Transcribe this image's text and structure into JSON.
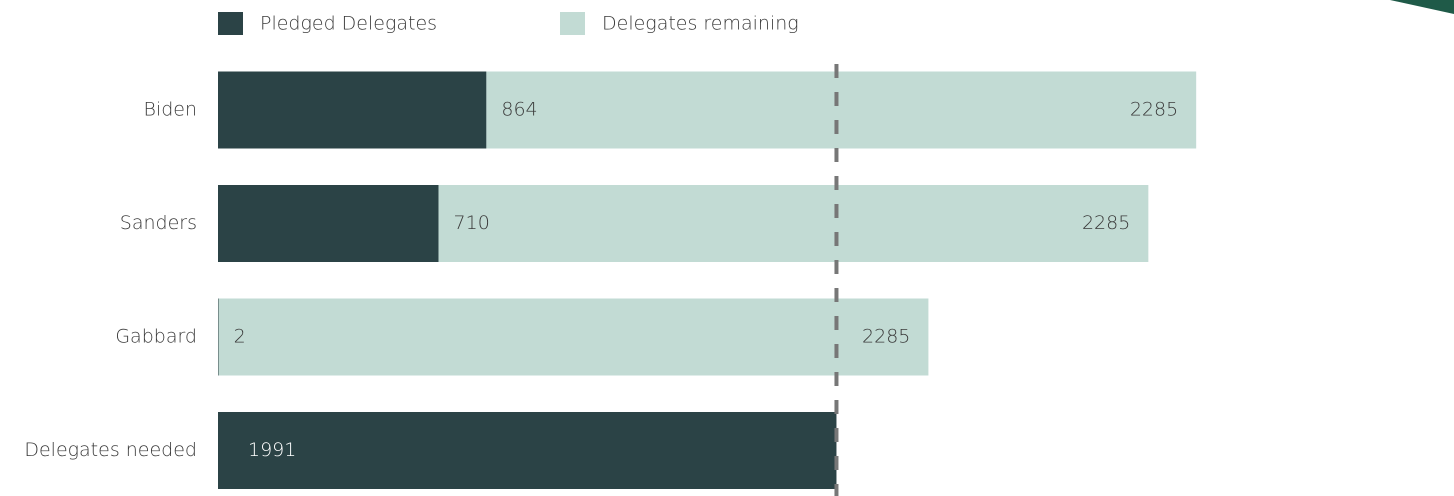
{
  "chart_data": {
    "type": "stacked_barh",
    "categories": [
      "Biden",
      "Sanders",
      "Gabbard",
      "Delegates needed"
    ],
    "series": [
      {
        "name": "Pledged Delegates",
        "color": "#2b4346",
        "values": [
          864,
          710,
          2,
          1991
        ]
      },
      {
        "name": "Delegates remaining",
        "color": "#c2dbd4",
        "values": [
          2285,
          2285,
          2285,
          null
        ]
      }
    ],
    "xlim": [
      0,
      3979
    ],
    "legend": "top-left"
  }
}
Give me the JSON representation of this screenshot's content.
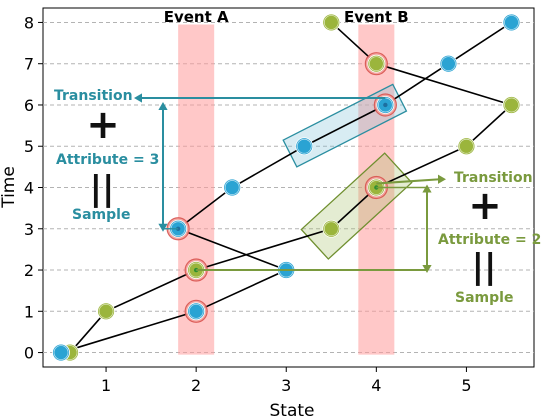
{
  "chart_data": {
    "type": "line",
    "xlabel": "State",
    "ylabel": "Time",
    "xlim": [
      0.3,
      5.75
    ],
    "ylim": [
      -0.35,
      8.35
    ],
    "x_ticks": [
      1,
      2,
      3,
      4,
      5
    ],
    "y_ticks": [
      0,
      1,
      2,
      3,
      4,
      5,
      6,
      7,
      8
    ],
    "grid": "horizontal dashed",
    "events": [
      {
        "label": "Event A",
        "x_center": 2.0,
        "width": 0.4
      },
      {
        "label": "Event B",
        "x_center": 4.0,
        "width": 0.4
      }
    ],
    "series": [
      {
        "color": "#9bb53c",
        "points": [
          [
            0.6,
            0
          ],
          [
            1.0,
            1
          ],
          [
            2.0,
            2
          ],
          [
            3.5,
            3
          ],
          [
            4.0,
            4
          ],
          [
            5.0,
            5
          ],
          [
            5.5,
            6
          ],
          [
            4.0,
            7
          ],
          [
            3.5,
            8
          ]
        ]
      },
      {
        "color": "#2aa3d3",
        "points": [
          [
            0.5,
            0
          ],
          [
            2.0,
            1
          ],
          [
            3.0,
            2
          ],
          [
            1.8,
            3
          ],
          [
            2.4,
            4
          ],
          [
            3.2,
            5
          ],
          [
            4.1,
            6
          ],
          [
            4.8,
            7
          ],
          [
            5.5,
            8
          ]
        ]
      }
    ],
    "highlighted_points": [
      {
        "x": 2.0,
        "y": 1
      },
      {
        "x": 1.8,
        "y": 3
      },
      {
        "x": 2.0,
        "y": 2
      },
      {
        "x": 4.0,
        "y": 4
      },
      {
        "x": 4.1,
        "y": 6
      },
      {
        "x": 4.0,
        "y": 7
      }
    ],
    "annotations": {
      "blue": {
        "color": "#2a8ea0",
        "transition": "Transition",
        "attribute": "Attribute = 3",
        "plus": "+",
        "equals": "||",
        "sample": "Sample"
      },
      "green": {
        "color": "#7a9a3e",
        "transition": "Transition",
        "attribute": "Attribute = 2",
        "plus": "+",
        "equals": "||",
        "sample": "Sample"
      }
    }
  }
}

:: Exercise details ::
In the records above, locate the lines holding the word "Attribute". Copy each of them.

:: Expected answer ::
        "attribute": "Attribute = 3",
        "attribute": "Attribute = 2",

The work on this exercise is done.